## Exercise brief
Restate the following entries exactly. Keep the pictures out.
====== Data excerpts
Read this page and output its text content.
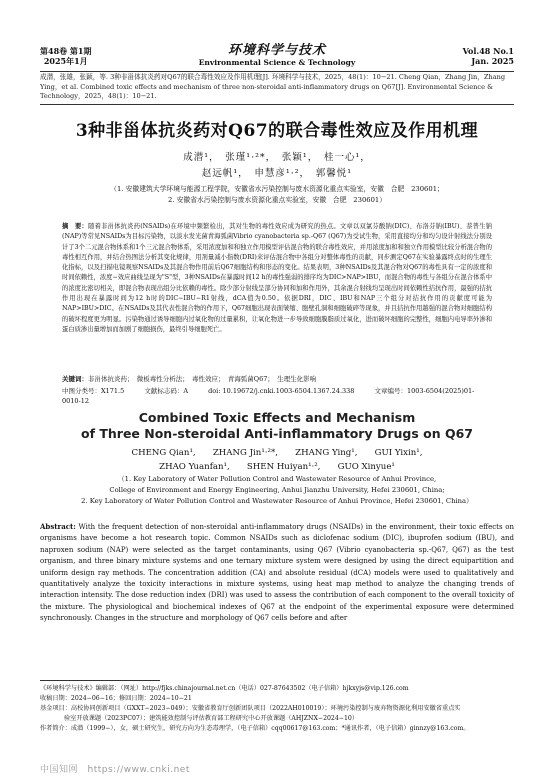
第48卷 第1期
2025年1月
环境科学与技术
Environmental Science & Technology
Vol.48 No.1
Jan. 2025
成潜，张雄，张颖，等. 3种非甾体抗炎药对Q67的联合毒性效应及作用机理[J]. 环境科学与技术，2025，48(1)：10−21. Cheng Qian，Zhang Jin，Zhang Ying，et al. Combined toxic effects and mechanism of three non-steroidal anti-inflammatory drugs on Q67[J]. Environmental Science & Technology，2025，48(1)：10−21.
3种非甾体抗炎药对Q67的联合毒性效应及作用机理
成潜¹，　张瑾¹·²*，　张颖¹，　桂一心¹，
赵远帆¹，　申慧彦¹·²，　郭馨悦¹
（1. 安徽建筑大学环境与能源工程学院，安徽省水污染控制与废水资源化重点实验室，安徽　合肥　230601；
2. 安徽省水污染控制与废水资源化重点实验室，安徽　合肥　230601）
摘　要：随着非甾体抗炎药(NSAIDs)在环境中频繁检出，其对生物的毒性效应成为研究的热点。文章以双氯芬酸钠(DIC)、布洛芬钠(IBU)、萘普生钠(NAP)等常见NSAIDs为目标污染物，以淡水发光菌青海弧菌Vibrio cyanobacteria sp.-Q67 (Q67)为受试生物，采用直接均分和均匀设计射线法分别设计了3个二元混合物体系和1个三元混合物体系，采用浓度加和和独立作用模型评估混合物的联合毒性效应，并用浓度加和和独立作用模型比较分析混合物的毒性相互作用，并结合热图法分析其变化规律，用剂量减小指数(DRI)来评估混合物中各组分对整体毒性的贡献，同步测定Q67在实验暴露终点时的生理生化指标，以及扫描电镜观察NSAIDs及其混合物作用前后Q67细胞结构和形态的变化。结果表明，3种NSAIDs及其混合物对Q67的毒性具有一定的浓度和时间依赖性，浓度−效应曲线呈现为"S"型，3种NSAIDs在暴露时间12 h的毒性强弱的排序均为DIC>NAP>IBU，而混合物的毒性与各组分在混合体系中的浓度比密切相关，即混合物表现出组分比依赖的毒性。除少部分射线呈部分协同和加和作用外，其余混合射线均呈现出时间依赖性拮抗作用，最强的拮抗作用出现在暴露时间为12 h时的DIC−IBU−R1射线，dCA值为0.50。依据DRI，DIC、IBU和NAP三个组分对拮抗作用的贡献度可能为NAP>IBU>DIC。在NSAIDs及其代表性混合物的作用下，Q67细胞出现表面皱缩、胞壁孔洞和细胞破碎等现象，并且拮抗作用越强的混合物对细胞结构的破坏程度更为明显。污染物通过诱导细胞内过氧化物的过量累积，让氧化物进一步导致细胞膜脂质过氧化，进而破坏细胞的完整性，细胞内电导率外渗和蛋白质渗出量增加而加剧了细胞损伤，最终引导细胞死亡。
关键词：非甾体抗炎药；　微板毒性分析法；　毒性效应；　青海弧菌Q67；　生理生化影响
中图分类号：X171.5	文献标志码：A	doi: 10.19672/j.cnki.1003-6504.1367.24.338	文章编号：1003-6504(2025)01-0010-12
Combined Toxic Effects and Mechanism
of Three Non-steroidal Anti-inflammatory Drugs on Q67
CHENG Qian¹,　　ZHANG Jin¹·²*,　　ZHANG Ying¹,　　GUI Yixin¹,
ZHAO Yuanfan¹,　　SHEN Huiyan¹·²,　　GUO Xinyue¹
（1. Key Laboratory of Water Pollution Control and Wastewater Resource of Anhui Province,
College of Environment and Energy Engineering, Anhui Jianzhu University, Hefei 230601, China;
2. Key Laboratory of Water Pollution Control and Wastewater Resource of Anhui Province, Hefei 230601, China）
Abstract: With the frequent detection of non-steroidal anti-inflammatory drugs (NSAIDs) in the environment, their toxic effects on organisms have become a hot research topic. Common NSAIDs such as diclofenac sodium (DIC), ibuprofen sodium (IBU), and naproxen sodium (NAP) were selected as the target contaminants, using Q67 (Vibrio cyanobacteria sp.-Q67, Q67) as the test organism, and three binary mixture systems and one ternary mixture system were designed by using the direct equipartition and uniform design ray methods. The concentration addition (CA) and absolute residual (dCA) models were used to qualitatively and quantitatively analyze the toxicity interactions in mixture systems, using heat map method to analyze the changing trends of interaction intensity. The dose reduction index (DRI) was used to assess the contribution of each component to the overall toxicity of the mixture. The physiological and biochemical indexes of Q67 at the endpoint of the experimental exposure were determined synchronously. Changes in the structure and morphology of Q67 cells before and after
《环境科学与技术》编辑部：（网址）http://fjks.chinajournal.net.cn（电话）027-87643502（电子信箱）hjkxyjs@vip.126.com
收稿日期：2024−06−16；修回日期：2024−10−21
基金项目：高校协同创新项目（GXXT−2023−049）；安徽省教育厅创新团队项目（2022AH010019）；环境污染控制与废弃物资源化利用安徽省重点实
验室开放课题（2023PC07）；建筑能效控制与评估教育部工程研究中心开放课题（AHJZNX−2024−10）
作者简介：成潜（1999−），女，硕士研究生，研究方向为生态毒理学，（电子信箱）cqq00617@163.com；*通讯作者，（电子信箱）ginnzy@163.com。
中国知网　https://www.cnki.net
============
## Output below
Read this page and output its text content.
第48卷 第1期
2025年1月
环境科学与技术
Environmental Science & Technology
Vol.48 No.1
Jan. 2025
成潜，张雄，张颖，等. 3种非甾体抗炎药对Q67的联合毒性效应及作用机理[J]. 环境科学与技术，2025，48(1)：10−21. Cheng Qian，Zhang Jin，Zhang Ying，et al. Combined toxic effects and mechanism of three non-steroidal anti-inflammatory drugs on Q67[J]. Environmental Science & Technology，2025，48(1)：10−21.
3种非甾体抗炎药对Q67的联合毒性效应及作用机理
成潜¹，　张瑾¹·²*，　张颖¹，　桂一心¹，
赵远帆¹，　申慧彦¹·²，　郭馨悦¹
（1. 安徽建筑大学环境与能源工程学院，安徽省水污染控制与废水资源化重点实验室，安徽　合肥　230601；
2. 安徽省水污染控制与废水资源化重点实验室，安徽　合肥　230601）
摘　要：随着非甾体抗炎药(NSAIDs)在环境中频繁检出，其对生物的毒性效应成为研究的热点。文章以双氯芬酸钠(DIC)、布洛芬钠(IBU)、萘普生钠(NAP)等常见NSAIDs为目标污染物，以淡水发光菌青海弧菌Vibrio cyanobacteria sp.-Q67 (Q67)为受试生物，采用直接均分和均匀设计射线法分别设计了3个二元混合物体系和1个三元混合物体系，采用浓度加和和独立作用模型评估混合物的联合毒性效应，并用浓度加和和独立作用模型比较分析混合物的毒性相互作用，并结合热图法分析其变化规律，用剂量减小指数(DRI)来评估混合物中各组分对整体毒性的贡献，同步测定Q67在实验暴露终点时的生理生化指标，以及扫描电镜观察NSAIDs及其混合物作用前后Q67细胞结构和形态的变化。结果表明，3种NSAIDs及其混合物对Q67的毒性具有一定的浓度和时间依赖性，浓度−效应曲线呈现为"S"型，3种NSAIDs在暴露时间12 h的毒性强弱的排序均为DIC>NAP>IBU，而混合物的毒性与各组分在混合体系中的浓度比密切相关，即混合物表现出组分比依赖的毒性。除少部分射线呈部分协同和加和作用外，其余混合射线均呈现出时间依赖性拮抗作用，最强的拮抗作用出现在暴露时间为12 h时的DIC−IBU−R1射线，dCA值为0.50。依据DRI，DIC、IBU和NAP三个组分对拮抗作用的贡献度可能为NAP>IBU>DIC。在NSAIDs及其代表性混合物的作用下，Q67细胞出现表面皱缩、胞壁孔洞和细胞破碎等现象，并且拮抗作用越强的混合物对细胞结构的破坏程度更为明显。污染物通过诱导细胞内过氧化物的过量累积，让氧化物进一步导致细胞膜脂质过氧化，进而破坏细胞的完整性，细胞内电导率外渗和蛋白质渗出量增加而加剧了细胞损伤，最终引导细胞死亡。
关键词：非甾体抗炎药；　微板毒性分析法；　毒性效应；　青海弧菌Q67；　生理生化影响
中图分类号：X171.5	文献标志码：A	doi: 10.19672/j.cnki.1003-6504.1367.24.338	文章编号：1003-6504(2025)01-0010-12
Combined Toxic Effects and Mechanism
of Three Non-steroidal Anti-inflammatory Drugs on Q67
CHENG Qian¹,　　ZHANG Jin¹·²*,　　ZHANG Ying¹,　　GUI Yixin¹,
ZHAO Yuanfan¹,　　SHEN Huiyan¹·²,　　GUO Xinyue¹
（1. Key Laboratory of Water Pollution Control and Wastewater Resource of Anhui Province,
College of Environment and Energy Engineering, Anhui Jianzhu University, Hefei 230601, China;
2. Key Laboratory of Water Pollution Control and Wastewater Resource of Anhui Province, Hefei 230601, China）
Abstract: With the frequent detection of non-steroidal anti-inflammatory drugs (NSAIDs) in the environment, their toxic effects on organisms have become a hot research topic. Common NSAIDs such as diclofenac sodium (DIC), ibuprofen sodium (IBU), and naproxen sodium (NAP) were selected as the target contaminants, using Q67 (Vibrio cyanobacteria sp.-Q67, Q67) as the test organism, and three binary mixture systems and one ternary mixture system were designed by using the direct equipartition and uniform design ray methods. The concentration addition (CA) and absolute residual (dCA) models were used to qualitatively and quantitatively analyze the toxicity interactions in mixture systems, using heat map method to analyze the changing trends of interaction intensity. The dose reduction index (DRI) was used to assess the contribution of each component to the overall toxicity of the mixture. The physiological and biochemical indexes of Q67 at the endpoint of the experimental exposure were determined synchronously. Changes in the structure and morphology of Q67 cells before and after
《环境科学与技术》编辑部：（网址）http://fjks.chinajournal.net.cn（电话）027-87643502（电子信箱）hjkxyjs@vip.126.com
收稿日期：2024−06−16；修回日期：2024−10−21
基金项目：高校协同创新项目（GXXT−2023−049）；安徽省教育厅创新团队项目（2022AH010019）；环境污染控制与废弃物资源化利用安徽省重点实
验室开放课题（2023PC07）；建筑能效控制与评估教育部工程研究中心开放课题（AHJZNX−2024−10）
作者简介：成潜（1999−），女，硕士研究生，研究方向为生态毒理学，（电子信箱）cqq00617@163.com；*通讯作者，（电子信箱）ginnzy@163.com。
中国知网　https://www.cnki.net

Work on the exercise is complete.